** begin **

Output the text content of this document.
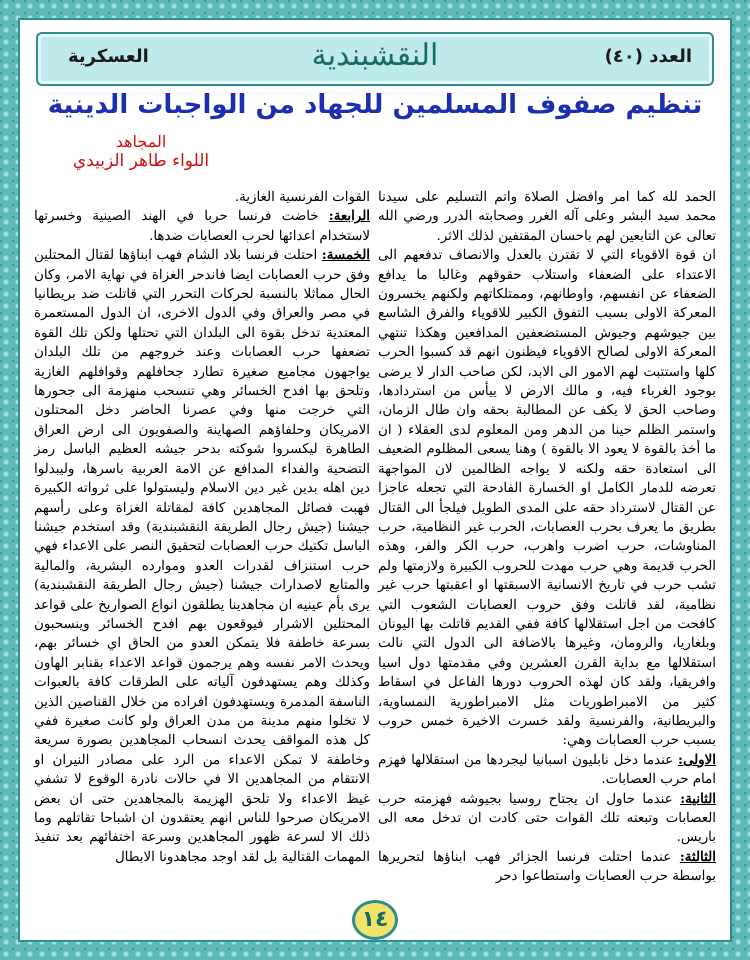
العدد (٤٠)
النقشبندية
العسكرية
تنظيم صفوف المسلمين للجهاد من الواجبات الدينية
المجاهد
اللواء طاهر الزبيدي

الحمد لله كما امر وافضل الصلاة واتم التسليم على سيدنا محمد سيد البشر وعلى آله الغرر وصحابته الدرر ورضي الله تعالى عن التابعين لهم باحسان المقتفين لذلك الاثر.

ان قوة الاقوياء التي لا تقترن بالعدل والانصاف تدفعهم الى الاعتداء على الضعفاء واستلاب حقوقهم وغالبا ما يدافع الضعفاء عن انفسهم، واوطانهم، وممتلكاتهم ولكنهم يخسرون المعركة الاولى بسبب التفوق الكبير للاقوياء والفرق الشاسع بين جيوشهم وجيوش المستضعفين المدافعين وهكذا تنتهي المعركة الاولى لصالح الاقوياء فيظنون انهم قد كسبوا الحرب كلها واستتبت لهم الامور الى الابد، لكن صاحب الدار لا يرضى بوجود الغرباء فيه، و مالك الارض لا ييأس من استردادها، وصاحب الحق لا يكف عن المطالبة بحقه وان طال الزمان، واستمر الظلم حينا من الدهر ومن المعلوم لدى العقلاء ( ان ما أخذ بالقوة لا يعود الا بالقوة ) وهنا يسعى المظلوم الضعيف الى استعادة حقه ولكنه لا يواجه الظالمين لان المواجهة تعرضه للدمار الكامل او الخسارة الفادحة التي تجعله عاجزا عن القتال لاسترداد حقه على المدى الطويل فيلجأ الى القتال بطريق ما يعرف بحرب العصابات، الحرب غير النظامية، حرب المناوشات، حرب اضرب واهرب، حرب الكر والفر، وهذه الحرب قديمة وهي حرب مهدت للحروب الكبيرة ولازمتها ولم تشب حرب في تاريخ الانسانية الاسبقتها او اعقبتها حرب غير نظامية، لقد قاتلت وفق حروب العصابات الشعوب التي كافحت من اجل استقلالها كافة ففي القديم قاتلت بها اليونان وبلغاريا، والرومان، وغيرها بالاضافة الى الدول التي نالت استقلالها مع بداية القرن العشرين وفي مقدمتها دول اسيا وافريقيا، ولقد كان لهذه الحروب دورها الفاعل في اسقاط كثير من الامبراطوريات مثل الامبراطورية النمساوية، والبريطانية، والفرنسية ولقد خسرت الاخيرة خمس حروب بسبب حرب العصابات وهي:

الاولى: عندما دخل نابليون اسبانيا ليجردها من استقلالها فهزم امام حرب العصابات.

الثانية: عندما حاول ان يجتاح روسيا بجيوشه فهزمته حرب العصابات وتبعته تلك القوات حتى كادت ان تدخل معه الى باريس.

الثالثة: عندما احتلت فرنسا الجزائر فهب ابناؤها لتحريرها بواسطة حرب العصابات واستطاعوا دحر

القوات الفرنسية الغازية.

الرابعة: خاضت فرنسا حربا في الهند الصينية وخسرتها لاستخدام اعدائها لحرب العصابات ضدها.

الخمسة: احتلت فرنسا بلاد الشام فهب ابناؤها لقتال المحتلين وفق حرب العصابات ايضا فاندحر الغزاة في نهاية الامر، وكان الحال مماثلا بالنسبة لحركات التحرر التي قاتلت ضد بريطانيا في مصر والعراق وفي الدول الاخرى، ان الدول المستعمرة المعتدية تدخل بقوة الى البلدان التي تحتلها ولكن تلك القوة تضعفها حرب العصابات وعند خروجهم من تلك البلدان يواجهون مجاميع صغيرة تطارد جحافلهم وقوافلهم الغازية وتلحق بها افدح الخسائر وهي تنسحب منهزمة الى جحورها التي خرجت منها وفي عصرنا الحاضر دخل المحتلون الامريكان وحلفاؤهم الصهاينة والصفويون الى ارض العراق الطاهرة ليكسروا شوكته بدحر جيشه العظيم الباسل رمز التضحية والفداء المدافع عن الامة العربية باسرها، وليبدلوا دين اهله بدين غير دين الاسلام وليستولوا على ثرواته الكبيرة فهبت فصائل المجاهدين كافة لمقاتلة الغزاة وعلى رأسهم جيشنا (جيش رجال الطريقة النقشبندية) وقد استخدم جيشنا الباسل تكتيك حرب العصابات لتحقيق النصر على الاعداء فهي حرب استنزاف لقدرات العدو وموارده البشرية، والمالية والمتابع لاصدارات جيشنا (جيش رجال الطريقة النقشبندية) يرى بأم عينيه ان مجاهدينا يطلقون انواع الصواريخ على قواعد المحتلين الاشرار فيوقعون بهم افدح الخسائر وينسحبون بسرعة خاطفة فلا يتمكن العدو من الحاق اي خسائر بهم، ويحدث الامر نفسه وهم يرجمون قواعد الاعداء بقنابر الهاون وكذلك وهم يستهدفون آلياته على الطرقات كافة بالعبوات الناسفة المدمرة ويستهدفون افراده من خلال القناصين الذين لا تخلوا منهم مدينة من مدن العراق ولو كانت صغيرة ففي كل هذه المواقف يحدث انسحاب المجاهدين بصورة سريعة وخاطفة لا تمكن الاعداء من الرد على مصادر النيران او الانتقام من المجاهدين الا في حالات نادرة الوقوع لا تشفي غيظ الاعداء ولا تلحق الهزيمة بالمجاهدين حتى ان بعض الامريكان صرحوا للناس انهم يعتقدون ان اشباحا تقاتلهم وما ذلك الا لسرعة ظهور المجاهدين وسرعة اختفائهم بعد تنفيذ المهمات القتالية بل لقد اوجد مجاهدونا الابطال

١٤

** end **

◆ Aim of the task
Each line that has the word "القوات" should be copied.

◆ Written response
الثانية: عندما حاول ان يجتاح روسيا بجيوشه فهزمته حرب العصابات وتبعته تلك القوات حتى كادت ان تدخل معه الى باريس.
القوات الفرنسية الغازية.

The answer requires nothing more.